* Problem a: Copy verbatim the entry lines starting at the line that contains "415, 924, 420]" and ending at the line that contains "449, 508, 455]", with both of those lines included.

══ Text provided ══

RP 8: Chemical and mineralogical characterization of ice nuclei and ice particle residuals

.

PD Dr. Martin Ebert

Institute for Applied Geosciences, Technical University Darmstadt

Prof. Dr. Stephan Weinbruch

Institute for Applied Geosciences, Technical University Darmstadt

Dr. Heinz Bingemer

Institute for Atmospheric and Environmental Sciences, Goethe-University of Frankfurt/Main

 

Assistance: Daniel Weber (PhD student), Anja Danielczok (PhD student)

 

 

The Environmental Scanning Electron Microscope (ESEM) is one of our major tools to characterize ice nucleating particles (INP) and ice particle residuals (IPR) chemically and mineralogically in environmental samples. During INUIT-1 we analyzed INP and IPR by coupling the ESEM to various instruments that allow to discriminate INP, ice crystals or IPR from the total airborne aerosol particles, such as

 

Fig. 1: Relative number abundance of different particle groups, separately for ISI, FINCH+IN-PCVI and Ice-CVI as well as for supermicron and submicron INP/IPR (The total number of analyzed particles is shown above the bars).
Fig. 2: Size distribution of relative abundance of major INP/IPR components for FINCH+IN-PCVI.

FINCH is a dynamic flow reactor that activates airborne INP into ice crystals for subsequent counting and for collection onto substrates. ICE-CVI and ISI are virtual impactors that separate small ice particles in a counterflow of a dry air from unactivated aerosol.  INP and IR are then collected by inertial separation in a nozzle-type impactor onto boron substrates for SEM analysis. FRIDGE is a system which first precipitates aerosol particles electrostatically onto Si substrates, followed by activation of INP on a cold stage, photography (Figure 1), counting and ESEM analysis.

═══
══ Input ══

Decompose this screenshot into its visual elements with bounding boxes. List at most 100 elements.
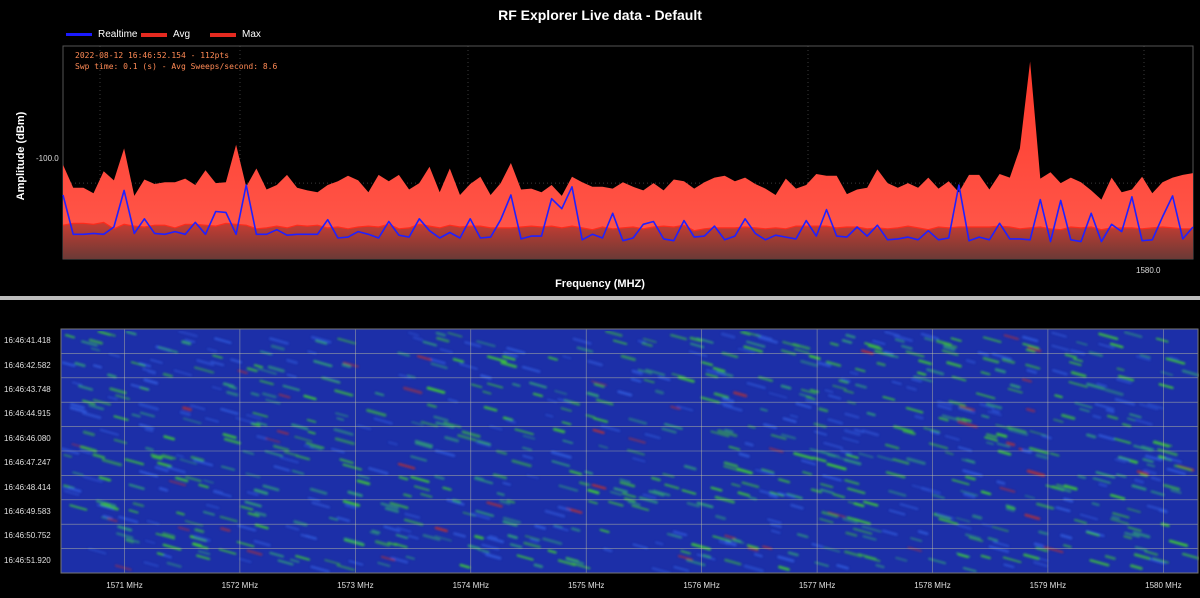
waterfall-trace-259	[914, 415, 924, 420]
waterfall-time-label: 16:46:47.247	[4, 458, 51, 468]
waterfall-trace-551	[652, 489, 671, 497]
waterfall-trace-65	[411, 421, 424, 426]
waterfall-trace-786	[569, 469, 583, 476]
panel-splitter[interactable]	[0, 296, 1200, 300]
waterfall-trace-361	[452, 358, 465, 363]
waterfall-trace-228	[605, 330, 623, 337]
waterfall-trace-340	[162, 532, 176, 538]
waterfall-trace-750	[820, 450, 840, 458]
waterfall-trace-456	[193, 535, 211, 542]
waterfall-trace-728	[265, 437, 281, 443]
waterfall-trace-775	[1006, 441, 1016, 447]
waterfall-trace-352	[124, 458, 145, 466]
waterfall-trace-197	[221, 465, 235, 471]
waterfall-trace-580	[651, 567, 671, 575]
waterfall-trace-243	[681, 489, 697, 495]
waterfall-trace-328	[1058, 487, 1072, 493]
waterfall-trace-547	[276, 430, 289, 435]
waterfall-trace-709	[843, 389, 854, 394]
waterfall-trace-12	[748, 496, 758, 501]
waterfall-trace-167	[683, 464, 697, 471]
waterfall-trace-825	[999, 486, 1016, 493]
waterfall-trace-863	[198, 483, 209, 489]
waterfall-trace-861	[495, 449, 508, 455]
waterfall-trace-628	[1126, 417, 1136, 422]
waterfall-trace-3	[1038, 530, 1049, 536]
waterfall-trace-800	[410, 455, 428, 462]
waterfall-trace-597	[917, 371, 927, 376]
waterfall-trace-571	[962, 567, 977, 573]
waterfall-trace-426	[1142, 458, 1154, 463]
waterfall-trace-341	[1026, 469, 1046, 477]
waterfall-trace-444	[705, 373, 719, 379]
waterfall-trace-733	[265, 398, 281, 405]
waterfall-trace-292	[608, 500, 624, 507]
info-sweep: Swp time: 0.1 (s) - Avg Sweeps/second: 8…	[75, 62, 278, 71]
waterfall-trace-359	[875, 564, 885, 569]
waterfall-trace-111	[1053, 418, 1064, 423]
waterfall-trace-817	[118, 515, 139, 524]
waterfall-trace-98	[253, 488, 269, 495]
waterfall-trace-667	[1133, 444, 1152, 452]
legend-avg-swatch	[141, 32, 167, 37]
waterfall-trace-633	[932, 494, 945, 499]
waterfall-trace-599	[339, 458, 354, 464]
waterfall-trace-78	[844, 550, 862, 558]
waterfall-trace-732	[285, 525, 300, 531]
waterfall-trace-573	[211, 386, 222, 391]
waterfall-trace-639	[1064, 353, 1078, 359]
waterfall-trace-675	[911, 484, 930, 491]
waterfall-trace-556	[906, 386, 917, 391]
waterfall-trace-374	[570, 527, 581, 532]
waterfall-trace-472	[82, 430, 95, 437]
waterfall-trace-553	[150, 453, 163, 459]
waterfall-trace-477	[132, 502, 145, 508]
waterfall-trace-405	[742, 330, 762, 338]
waterfall-trace-18	[407, 534, 419, 540]
waterfall-trace-56	[194, 366, 215, 374]
waterfall-trace-16	[273, 465, 290, 472]
waterfall-trace-347	[113, 415, 129, 421]
waterfall-trace-795	[1168, 539, 1189, 547]
waterfall-trace-707	[259, 350, 272, 356]
waterfall-trace-301	[666, 532, 682, 539]
waterfall-trace-171	[1086, 433, 1097, 439]
waterfall-trace-174	[489, 535, 498, 539]
waterfall-trace-656	[550, 450, 572, 459]
waterfall-trace-541	[840, 377, 851, 383]
waterfall-trace-61	[162, 372, 173, 378]
waterfall-trace-582	[310, 565, 330, 573]
waterfall-trace-768	[814, 430, 828, 436]
waterfall-trace-82	[475, 441, 492, 448]
waterfall-trace-97	[70, 402, 85, 410]
waterfall-trace-888	[844, 429, 861, 436]
waterfall-trace-461	[827, 453, 837, 458]
waterfall-trace-406	[793, 452, 814, 460]
waterfall-trace-644	[130, 361, 146, 367]
waterfall-trace-605	[588, 500, 598, 505]
waterfall-trace-264	[920, 332, 939, 340]
waterfall-trace-509	[107, 396, 118, 401]
waterfall-trace-323	[155, 532, 176, 540]
waterfall-trace-585	[1095, 471, 1116, 479]
waterfall-trace-425	[571, 562, 591, 570]
waterfall-trace-343	[673, 565, 690, 572]
waterfall-trace-473	[717, 429, 738, 438]
waterfall-trace-535	[277, 559, 294, 566]
waterfall-trace-758	[157, 346, 178, 354]
waterfall-trace-238	[163, 435, 175, 441]
waterfall-trace-188	[818, 407, 829, 413]
waterfall-trace-801	[278, 393, 291, 399]
waterfall-trace-53	[962, 469, 983, 477]
waterfall-plot	[60, 328, 1200, 575]
waterfall-trace-190	[981, 414, 990, 419]
waterfall-trace-848	[643, 379, 655, 384]
waterfall-trace-620	[403, 493, 412, 498]
waterfall-trace-632	[965, 458, 975, 463]
waterfall-trace-298	[1104, 554, 1116, 560]
waterfall-trace-41	[286, 358, 298, 365]
waterfall-trace-321	[107, 373, 117, 379]
series-avg-line	[62, 221, 1193, 232]
waterfall-trace-303	[796, 533, 809, 538]
waterfall-trace-62	[603, 547, 613, 553]
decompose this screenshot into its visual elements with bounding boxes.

═══

* Problem b: Repeat the passage of the ice nuclei project description verbatim, starting at "The Environmental Scanning" and ending at "components for FINCH+IN-PCVI.".

* Full output a:
waterfall-trace-259	[914, 415, 924, 420]
waterfall-time-label: 16:46:47.247	[4, 458, 51, 468]
waterfall-trace-551	[652, 489, 671, 497]
waterfall-trace-65	[411, 421, 424, 426]
waterfall-trace-786	[569, 469, 583, 476]
panel-splitter[interactable]	[0, 296, 1200, 300]
waterfall-trace-361	[452, 358, 465, 363]
waterfall-trace-228	[605, 330, 623, 337]
waterfall-trace-340	[162, 532, 176, 538]
waterfall-trace-750	[820, 450, 840, 458]
waterfall-trace-456	[193, 535, 211, 542]
waterfall-trace-728	[265, 437, 281, 443]
waterfall-trace-775	[1006, 441, 1016, 447]
waterfall-trace-352	[124, 458, 145, 466]
waterfall-trace-197	[221, 465, 235, 471]
waterfall-trace-580	[651, 567, 671, 575]
waterfall-trace-243	[681, 489, 697, 495]
waterfall-trace-328	[1058, 487, 1072, 493]
waterfall-trace-547	[276, 430, 289, 435]
waterfall-trace-709	[843, 389, 854, 394]
waterfall-trace-12	[748, 496, 758, 501]
waterfall-trace-167	[683, 464, 697, 471]
waterfall-trace-825	[999, 486, 1016, 493]
waterfall-trace-863	[198, 483, 209, 489]
waterfall-trace-861	[495, 449, 508, 455]

* Full output b:
The Environmental Scanning Electron Microscope (ESEM) is one of our major tools to characterize ice nucleating particles (INP) and ice particle residuals (IPR) chemically and mineralogically in environmental samples. During INUIT-1 we analyzed INP and IPR by coupling the ESEM to various instruments that allow to discriminate INP, ice crystals or IPR from the total airborne aerosol particles, such as

 

Fig. 1: Relative number abundance of different particle groups, separately for ISI, FINCH+IN-PCVI and Ice-CVI as well as for supermicron and submicron INP/IPR (The total number of analyzed particles is shown above the bars).
Fig. 2: Size distribution of relative abundance of major INP/IPR components for FINCH+IN-PCVI.